DATA ROWS.
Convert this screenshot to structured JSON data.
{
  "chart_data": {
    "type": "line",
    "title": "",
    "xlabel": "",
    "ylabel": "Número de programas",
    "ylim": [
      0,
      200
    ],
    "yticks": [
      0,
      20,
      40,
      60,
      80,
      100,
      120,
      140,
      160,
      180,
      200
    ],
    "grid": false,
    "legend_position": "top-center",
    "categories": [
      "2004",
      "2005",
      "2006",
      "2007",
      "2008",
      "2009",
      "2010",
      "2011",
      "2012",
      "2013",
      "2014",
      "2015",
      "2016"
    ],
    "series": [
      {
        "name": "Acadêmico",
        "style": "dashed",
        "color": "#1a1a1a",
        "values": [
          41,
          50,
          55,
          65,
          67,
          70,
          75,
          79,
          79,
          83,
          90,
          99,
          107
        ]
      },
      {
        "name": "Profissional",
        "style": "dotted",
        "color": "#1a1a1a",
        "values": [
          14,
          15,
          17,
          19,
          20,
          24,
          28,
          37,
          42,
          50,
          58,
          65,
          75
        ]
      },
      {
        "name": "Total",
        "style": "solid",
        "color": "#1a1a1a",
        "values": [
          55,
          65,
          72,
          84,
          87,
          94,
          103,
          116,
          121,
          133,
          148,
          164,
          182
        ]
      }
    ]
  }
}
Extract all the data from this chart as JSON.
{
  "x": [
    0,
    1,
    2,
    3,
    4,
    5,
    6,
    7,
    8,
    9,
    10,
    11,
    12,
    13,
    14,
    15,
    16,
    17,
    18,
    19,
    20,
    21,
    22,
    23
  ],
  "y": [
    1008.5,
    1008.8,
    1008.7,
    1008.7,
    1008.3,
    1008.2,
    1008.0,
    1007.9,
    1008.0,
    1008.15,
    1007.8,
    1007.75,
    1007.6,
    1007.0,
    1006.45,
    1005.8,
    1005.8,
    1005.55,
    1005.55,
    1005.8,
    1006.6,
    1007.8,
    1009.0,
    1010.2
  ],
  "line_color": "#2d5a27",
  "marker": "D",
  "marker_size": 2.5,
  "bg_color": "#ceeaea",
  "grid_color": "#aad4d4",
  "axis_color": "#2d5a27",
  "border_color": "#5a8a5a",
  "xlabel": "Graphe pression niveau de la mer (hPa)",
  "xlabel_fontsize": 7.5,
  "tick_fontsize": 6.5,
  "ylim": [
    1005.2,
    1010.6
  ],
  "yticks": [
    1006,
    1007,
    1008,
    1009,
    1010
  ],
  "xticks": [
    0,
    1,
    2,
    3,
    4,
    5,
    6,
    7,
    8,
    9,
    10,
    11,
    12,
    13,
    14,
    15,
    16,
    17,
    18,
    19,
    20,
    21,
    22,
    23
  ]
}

WHAT TO DO.
Without leaving anything out, quote all the data.

COMPLETE ANSWER.
Convert this screenshot to structured JSON data.
{
  "chart_data": {
    "type": "line",
    "title": "",
    "xlabel": "",
    "ylabel": "Número de programas",
    "ylim": [
      0,
      200
    ],
    "yticks": [
      0,
      20,
      40,
      60,
      80,
      100,
      120,
      140,
      160,
      180,
      200
    ],
    "grid": false,
    "legend_position": "top-center",
    "categories": [
      "2004",
      "2005",
      "2006",
      "2007",
      "2008",
      "2009",
      "2010",
      "2011",
      "2012",
      "2013",
      "2014",
      "2015",
      "2016"
    ],
    "series": [
      {
        "name": "Acadêmico",
        "style": "dashed",
        "color": "#1a1a1a",
        "values": [
          41,
          50,
          55,
          65,
          67,
          70,
          75,
          79,
          79,
          83,
          90,
          99,
          107
        ]
      },
      {
        "name": "Profissional",
        "style": "dotted",
        "color": "#1a1a1a",
        "values": [
          14,
          15,
          17,
          19,
          20,
          24,
          28,
          37,
          42,
          50,
          58,
          65,
          75
        ]
      },
      {
        "name": "Total",
        "style": "solid",
        "color": "#1a1a1a",
        "values": [
          55,
          65,
          72,
          84,
          87,
          94,
          103,
          116,
          121,
          133,
          148,
          164,
          182
        ]
      }
    ]
  }
}
Extract all the data from this chart as JSON.
{
  "x": [
    0,
    1,
    2,
    3,
    4,
    5,
    6,
    7,
    8,
    9,
    10,
    11,
    12,
    13,
    14,
    15,
    16,
    17,
    18,
    19,
    20,
    21,
    22,
    23
  ],
  "y": [
    1008.5,
    1008.8,
    1008.7,
    1008.7,
    1008.3,
    1008.2,
    1008.0,
    1007.9,
    1008.0,
    1008.15,
    1007.8,
    1007.75,
    1007.6,
    1007.0,
    1006.45,
    1005.8,
    1005.8,
    1005.55,
    1005.55,
    1005.8,
    1006.6,
    1007.8,
    1009.0,
    1010.2
  ],
  "line_color": "#2d5a27",
  "marker": "D",
  "marker_size": 2.5,
  "bg_color": "#ceeaea",
  "grid_color": "#aad4d4",
  "axis_color": "#2d5a27",
  "border_color": "#5a8a5a",
  "xlabel": "Graphe pression niveau de la mer (hPa)",
  "xlabel_fontsize": 7.5,
  "tick_fontsize": 6.5,
  "ylim": [
    1005.2,
    1010.6
  ],
  "yticks": [
    1006,
    1007,
    1008,
    1009,
    1010
  ],
  "xticks": [
    0,
    1,
    2,
    3,
    4,
    5,
    6,
    7,
    8,
    9,
    10,
    11,
    12,
    13,
    14,
    15,
    16,
    17,
    18,
    19,
    20,
    21,
    22,
    23
  ]
}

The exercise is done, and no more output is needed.